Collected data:
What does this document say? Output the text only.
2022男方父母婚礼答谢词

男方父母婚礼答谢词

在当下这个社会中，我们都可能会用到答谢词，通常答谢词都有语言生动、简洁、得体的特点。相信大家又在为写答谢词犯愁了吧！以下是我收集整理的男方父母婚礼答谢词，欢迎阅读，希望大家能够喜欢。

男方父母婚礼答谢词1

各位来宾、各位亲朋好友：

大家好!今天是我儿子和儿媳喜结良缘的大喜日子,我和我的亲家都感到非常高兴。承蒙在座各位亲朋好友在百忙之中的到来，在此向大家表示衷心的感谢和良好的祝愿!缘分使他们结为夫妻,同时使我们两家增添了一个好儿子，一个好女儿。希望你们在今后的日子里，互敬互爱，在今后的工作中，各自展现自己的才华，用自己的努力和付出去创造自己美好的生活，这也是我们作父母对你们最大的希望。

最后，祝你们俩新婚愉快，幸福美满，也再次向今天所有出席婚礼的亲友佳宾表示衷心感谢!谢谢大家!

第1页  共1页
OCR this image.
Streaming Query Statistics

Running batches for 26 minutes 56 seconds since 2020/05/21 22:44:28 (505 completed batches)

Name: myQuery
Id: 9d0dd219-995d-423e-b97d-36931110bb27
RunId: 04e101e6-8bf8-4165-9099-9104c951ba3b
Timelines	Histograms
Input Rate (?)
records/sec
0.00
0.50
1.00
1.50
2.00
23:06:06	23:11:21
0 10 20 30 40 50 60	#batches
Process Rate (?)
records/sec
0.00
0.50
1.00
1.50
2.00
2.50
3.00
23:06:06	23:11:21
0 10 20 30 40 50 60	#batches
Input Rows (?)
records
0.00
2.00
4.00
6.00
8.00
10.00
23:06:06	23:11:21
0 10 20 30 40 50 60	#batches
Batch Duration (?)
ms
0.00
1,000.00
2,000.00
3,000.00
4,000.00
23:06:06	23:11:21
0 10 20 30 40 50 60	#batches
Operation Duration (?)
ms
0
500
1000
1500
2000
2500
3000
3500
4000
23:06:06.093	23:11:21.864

Task brief:
Give the entries again in full, exactly as they are written.

Full response:
What does this document say? Output the text only.
2022男方父母婚礼答谢词

男方父母婚礼答谢词

在当下这个社会中，我们都可能会用到答谢词，通常答谢词都有语言生动、简洁、得体的特点。相信大家又在为写答谢词犯愁了吧！以下是我收集整理的男方父母婚礼答谢词，欢迎阅读，希望大家能够喜欢。

男方父母婚礼答谢词1

各位来宾、各位亲朋好友：

大家好!今天是我儿子和儿媳喜结良缘的大喜日子,我和我的亲家都感到非常高兴。承蒙在座各位亲朋好友在百忙之中的到来，在此向大家表示衷心的感谢和良好的祝愿!缘分使他们结为夫妻,同时使我们两家增添了一个好儿子，一个好女儿。希望你们在今后的日子里，互敬互爱，在今后的工作中，各自展现自己的才华，用自己的努力和付出去创造自己美好的生活，这也是我们作父母对你们最大的希望。

最后，祝你们俩新婚愉快，幸福美满，也再次向今天所有出席婚礼的亲友佳宾表示衷心感谢!谢谢大家!

第1页  共1页
OCR this image.
Streaming Query Statistics

Running batches for 26 minutes 56 seconds since 2020/05/21 22:44:28 (505 completed batches)

Name: myQuery
Id: 9d0dd219-995d-423e-b97d-36931110bb27
RunId: 04e101e6-8bf8-4165-9099-9104c951ba3b
Timelines	Histograms
Input Rate (?)
records/sec
0.00
0.50
1.00
1.50
2.00
23:06:06	23:11:21
0 10 20 30 40 50 60	#batches
Process Rate (?)
records/sec
0.00
0.50
1.00
1.50
2.00
2.50
3.00
23:06:06	23:11:21
0 10 20 30 40 50 60	#batches
Input Rows (?)
records
0.00
2.00
4.00
6.00
8.00
10.00
23:06:06	23:11:21
0 10 20 30 40 50 60	#batches
Batch Duration (?)
ms
0.00
1,000.00
2,000.00
3,000.00
4,000.00
23:06:06	23:11:21
0 10 20 30 40 50 60	#batches
Operation Duration (?)
ms
0
500
1000
1500
2000
2500
3000
3500
4000
23:06:06.093	23:11:21.864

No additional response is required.